_Task requirements_: Look through the data below and return each line where "СИСТЕМЕ" appears.

Extracted data entries
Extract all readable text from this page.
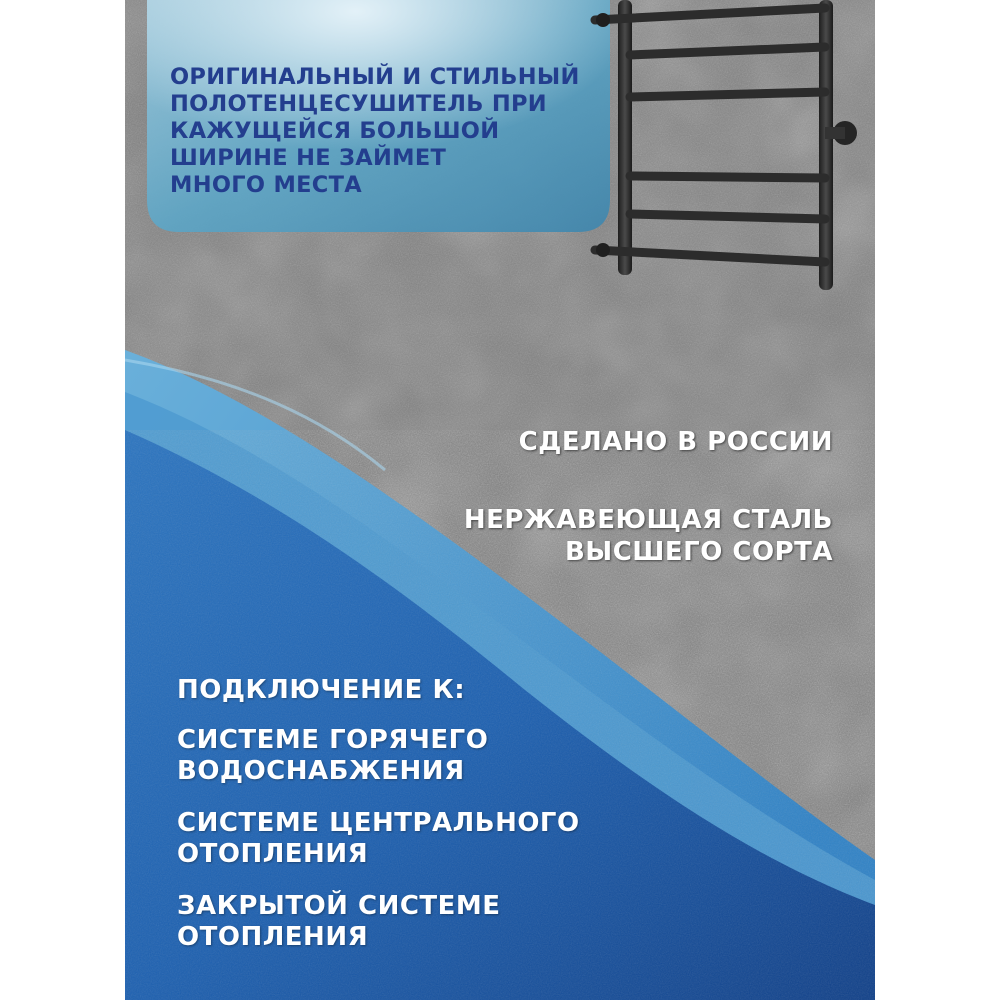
ОРИГИНАЛЬНЫЙ И СТИЛЬНЫЙ
ПОЛОТЕНЦЕСУШИТЕЛЬ ПРИ
КАЖУЩЕЙСЯ БОЛЬШОЙ
ШИРИНЕ НЕ ЗАЙМЕТ
МНОГО МЕСТА
СДЕЛАНО В РОССИИ
НЕРЖАВЕЮЩАЯ СТАЛЬ
ВЫСШЕГО СОРТА
ПОДКЛЮЧЕНИЕ К:
СИСТЕМЕ ГОРЯЧЕГО
ВОДОСНАБЖЕНИЯ
СИСТЕМЕ ЦЕНТРАЛЬНОГО
ОТОПЛЕНИЯ
ЗАКРЫТОЙ СИСТЕМЕ
ОТОПЛЕНИЯ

_Solution to this task_:
СИСТЕМЕ ГОРЯЧЕГО
СИСТЕМЕ ЦЕНТРАЛЬНОГО
ЗАКРЫТОЙ СИСТЕМЕ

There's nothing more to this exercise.